Prompt → Show, in full, each line of the data that contains "playing".
- - - - -
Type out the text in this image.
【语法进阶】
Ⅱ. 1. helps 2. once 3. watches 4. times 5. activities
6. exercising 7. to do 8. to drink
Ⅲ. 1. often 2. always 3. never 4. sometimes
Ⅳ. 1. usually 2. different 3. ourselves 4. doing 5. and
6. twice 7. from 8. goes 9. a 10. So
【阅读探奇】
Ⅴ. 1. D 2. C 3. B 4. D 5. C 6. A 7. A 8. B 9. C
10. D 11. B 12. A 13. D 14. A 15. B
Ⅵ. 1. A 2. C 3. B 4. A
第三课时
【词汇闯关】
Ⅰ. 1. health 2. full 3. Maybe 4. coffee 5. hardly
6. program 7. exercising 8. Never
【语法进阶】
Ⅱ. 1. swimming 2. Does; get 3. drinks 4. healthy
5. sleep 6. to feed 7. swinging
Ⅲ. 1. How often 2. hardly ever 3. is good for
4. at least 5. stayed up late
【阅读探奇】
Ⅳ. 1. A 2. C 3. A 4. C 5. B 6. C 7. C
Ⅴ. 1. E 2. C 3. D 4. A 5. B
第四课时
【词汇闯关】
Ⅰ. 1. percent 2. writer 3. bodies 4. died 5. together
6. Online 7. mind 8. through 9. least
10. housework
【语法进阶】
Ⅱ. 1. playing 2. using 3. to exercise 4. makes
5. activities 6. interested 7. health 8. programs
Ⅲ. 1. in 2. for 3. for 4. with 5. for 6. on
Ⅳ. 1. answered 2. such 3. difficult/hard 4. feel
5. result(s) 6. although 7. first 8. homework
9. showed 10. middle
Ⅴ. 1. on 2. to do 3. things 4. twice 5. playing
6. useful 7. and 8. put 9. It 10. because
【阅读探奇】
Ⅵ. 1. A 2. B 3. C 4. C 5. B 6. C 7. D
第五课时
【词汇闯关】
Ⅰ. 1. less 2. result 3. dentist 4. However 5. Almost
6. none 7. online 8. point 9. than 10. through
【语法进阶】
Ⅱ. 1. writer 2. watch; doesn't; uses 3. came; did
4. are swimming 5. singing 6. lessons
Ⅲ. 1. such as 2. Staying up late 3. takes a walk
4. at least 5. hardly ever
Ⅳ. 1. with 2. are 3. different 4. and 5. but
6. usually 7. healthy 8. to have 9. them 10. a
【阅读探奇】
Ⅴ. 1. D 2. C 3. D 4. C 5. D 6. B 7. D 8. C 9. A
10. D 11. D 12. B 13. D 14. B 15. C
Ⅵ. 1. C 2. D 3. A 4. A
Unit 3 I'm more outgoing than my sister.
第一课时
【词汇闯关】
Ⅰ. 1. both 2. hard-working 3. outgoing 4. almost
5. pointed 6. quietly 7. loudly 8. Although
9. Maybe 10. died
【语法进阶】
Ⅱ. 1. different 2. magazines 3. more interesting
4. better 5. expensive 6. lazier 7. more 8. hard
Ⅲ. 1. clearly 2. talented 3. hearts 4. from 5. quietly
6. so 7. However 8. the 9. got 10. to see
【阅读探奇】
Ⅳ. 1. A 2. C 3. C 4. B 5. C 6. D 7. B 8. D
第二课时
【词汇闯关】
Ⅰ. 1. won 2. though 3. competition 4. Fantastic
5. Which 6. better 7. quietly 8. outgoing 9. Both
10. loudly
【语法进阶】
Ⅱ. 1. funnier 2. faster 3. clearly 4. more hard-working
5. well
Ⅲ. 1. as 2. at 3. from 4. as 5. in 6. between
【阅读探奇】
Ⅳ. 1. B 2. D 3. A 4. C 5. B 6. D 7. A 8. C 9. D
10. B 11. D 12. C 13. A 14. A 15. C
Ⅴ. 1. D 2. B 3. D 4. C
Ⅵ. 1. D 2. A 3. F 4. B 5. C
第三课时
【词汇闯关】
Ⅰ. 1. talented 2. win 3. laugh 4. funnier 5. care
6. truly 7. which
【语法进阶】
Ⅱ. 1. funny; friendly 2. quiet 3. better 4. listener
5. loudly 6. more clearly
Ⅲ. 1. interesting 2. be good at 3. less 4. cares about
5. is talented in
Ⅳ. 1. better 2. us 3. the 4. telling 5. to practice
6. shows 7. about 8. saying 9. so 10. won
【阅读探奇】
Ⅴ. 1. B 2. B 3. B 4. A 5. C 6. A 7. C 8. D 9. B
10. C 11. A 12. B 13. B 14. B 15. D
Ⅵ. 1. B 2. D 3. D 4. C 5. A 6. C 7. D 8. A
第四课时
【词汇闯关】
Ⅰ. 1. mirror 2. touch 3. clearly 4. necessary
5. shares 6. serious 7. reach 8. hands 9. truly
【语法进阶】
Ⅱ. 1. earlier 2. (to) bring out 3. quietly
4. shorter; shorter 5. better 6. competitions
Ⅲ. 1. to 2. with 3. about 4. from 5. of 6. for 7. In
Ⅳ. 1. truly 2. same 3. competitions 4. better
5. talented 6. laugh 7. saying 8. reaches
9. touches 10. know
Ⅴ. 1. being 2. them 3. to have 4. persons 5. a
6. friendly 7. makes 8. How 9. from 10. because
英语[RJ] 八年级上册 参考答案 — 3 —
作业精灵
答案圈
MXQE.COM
- - - - -
Answer for this exercise →
Ⅱ. 1. playing 2. using 3. to exercise 4. makes
Ⅴ. 1. on 2. to do 3. things 4. twice 5. playing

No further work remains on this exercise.